THE EXERCISE: Where a line holds the word "распоряжения", copy that line.

───

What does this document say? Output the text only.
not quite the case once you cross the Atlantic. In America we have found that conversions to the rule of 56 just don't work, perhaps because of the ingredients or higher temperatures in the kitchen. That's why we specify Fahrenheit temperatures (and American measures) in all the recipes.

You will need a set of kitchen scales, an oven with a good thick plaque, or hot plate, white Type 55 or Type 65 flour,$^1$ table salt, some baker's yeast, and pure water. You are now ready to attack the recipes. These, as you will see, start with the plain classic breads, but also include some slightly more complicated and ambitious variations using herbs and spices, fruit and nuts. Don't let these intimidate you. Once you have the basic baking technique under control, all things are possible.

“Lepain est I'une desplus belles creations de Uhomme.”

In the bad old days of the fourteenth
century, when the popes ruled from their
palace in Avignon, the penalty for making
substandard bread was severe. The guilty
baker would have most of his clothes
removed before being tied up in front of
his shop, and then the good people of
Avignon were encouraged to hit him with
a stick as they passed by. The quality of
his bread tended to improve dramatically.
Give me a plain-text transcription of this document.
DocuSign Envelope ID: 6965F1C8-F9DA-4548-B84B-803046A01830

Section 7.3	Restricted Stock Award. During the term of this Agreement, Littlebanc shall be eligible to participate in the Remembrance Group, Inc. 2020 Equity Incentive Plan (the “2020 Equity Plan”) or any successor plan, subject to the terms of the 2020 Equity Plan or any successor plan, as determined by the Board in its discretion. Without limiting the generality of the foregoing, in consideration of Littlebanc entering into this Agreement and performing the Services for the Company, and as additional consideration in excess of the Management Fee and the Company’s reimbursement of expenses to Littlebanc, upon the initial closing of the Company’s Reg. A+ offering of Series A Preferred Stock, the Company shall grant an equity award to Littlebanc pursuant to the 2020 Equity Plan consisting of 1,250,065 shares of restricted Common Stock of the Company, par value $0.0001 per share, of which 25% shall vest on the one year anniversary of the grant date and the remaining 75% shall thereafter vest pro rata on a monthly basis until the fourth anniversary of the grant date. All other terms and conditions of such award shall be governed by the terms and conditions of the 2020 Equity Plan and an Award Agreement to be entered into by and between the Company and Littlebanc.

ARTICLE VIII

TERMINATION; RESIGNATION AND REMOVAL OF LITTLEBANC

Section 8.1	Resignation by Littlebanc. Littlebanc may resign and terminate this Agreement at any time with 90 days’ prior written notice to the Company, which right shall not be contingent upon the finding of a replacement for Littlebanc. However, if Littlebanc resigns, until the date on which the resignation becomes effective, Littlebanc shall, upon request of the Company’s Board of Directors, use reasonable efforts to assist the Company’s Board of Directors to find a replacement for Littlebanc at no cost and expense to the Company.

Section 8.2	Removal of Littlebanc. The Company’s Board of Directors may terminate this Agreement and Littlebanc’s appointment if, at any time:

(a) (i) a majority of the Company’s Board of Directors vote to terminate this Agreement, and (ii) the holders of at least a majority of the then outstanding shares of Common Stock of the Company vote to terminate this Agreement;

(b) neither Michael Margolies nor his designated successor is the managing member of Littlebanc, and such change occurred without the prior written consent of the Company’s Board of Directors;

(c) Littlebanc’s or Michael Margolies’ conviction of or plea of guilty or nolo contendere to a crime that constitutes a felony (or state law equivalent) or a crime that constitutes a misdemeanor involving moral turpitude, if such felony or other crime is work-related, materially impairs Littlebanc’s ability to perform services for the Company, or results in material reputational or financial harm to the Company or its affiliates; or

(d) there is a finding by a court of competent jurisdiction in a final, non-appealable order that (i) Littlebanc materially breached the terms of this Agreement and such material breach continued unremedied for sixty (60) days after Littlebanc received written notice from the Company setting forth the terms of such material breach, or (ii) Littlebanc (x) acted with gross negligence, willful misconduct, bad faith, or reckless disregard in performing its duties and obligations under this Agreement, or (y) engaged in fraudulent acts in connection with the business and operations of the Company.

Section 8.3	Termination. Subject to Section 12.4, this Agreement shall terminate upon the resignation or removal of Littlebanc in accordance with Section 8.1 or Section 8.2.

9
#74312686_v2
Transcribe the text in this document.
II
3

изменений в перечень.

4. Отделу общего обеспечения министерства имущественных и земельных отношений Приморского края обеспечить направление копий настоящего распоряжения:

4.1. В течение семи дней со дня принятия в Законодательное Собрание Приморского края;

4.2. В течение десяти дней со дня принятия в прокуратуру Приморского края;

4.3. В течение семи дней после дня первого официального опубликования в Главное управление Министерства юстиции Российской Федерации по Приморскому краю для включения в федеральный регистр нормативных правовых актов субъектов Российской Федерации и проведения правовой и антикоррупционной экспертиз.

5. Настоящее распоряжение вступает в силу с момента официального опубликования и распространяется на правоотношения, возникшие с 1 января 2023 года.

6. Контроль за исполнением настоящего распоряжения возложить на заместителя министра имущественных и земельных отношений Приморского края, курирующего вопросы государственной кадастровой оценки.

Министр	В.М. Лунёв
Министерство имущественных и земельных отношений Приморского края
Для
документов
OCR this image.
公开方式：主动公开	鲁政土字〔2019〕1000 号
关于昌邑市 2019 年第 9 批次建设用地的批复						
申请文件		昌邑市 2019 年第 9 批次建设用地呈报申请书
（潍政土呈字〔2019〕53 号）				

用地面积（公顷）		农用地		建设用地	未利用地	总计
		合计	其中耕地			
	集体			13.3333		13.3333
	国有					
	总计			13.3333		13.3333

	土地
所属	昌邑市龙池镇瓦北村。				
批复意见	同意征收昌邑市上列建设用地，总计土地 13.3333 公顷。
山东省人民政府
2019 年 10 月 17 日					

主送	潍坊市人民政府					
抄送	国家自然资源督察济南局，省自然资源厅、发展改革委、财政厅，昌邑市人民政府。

───

OUTPUT:
4. Отделу общего обеспечения министерства имущественных и земельных отношений Приморского края обеспечить направление копий настоящего распоряжения:
6. Контроль за исполнением настоящего распоряжения возложить на заместителя министра имущественных и земельных отношений Приморского края, курирующего вопросы государственной кадастровой оценки.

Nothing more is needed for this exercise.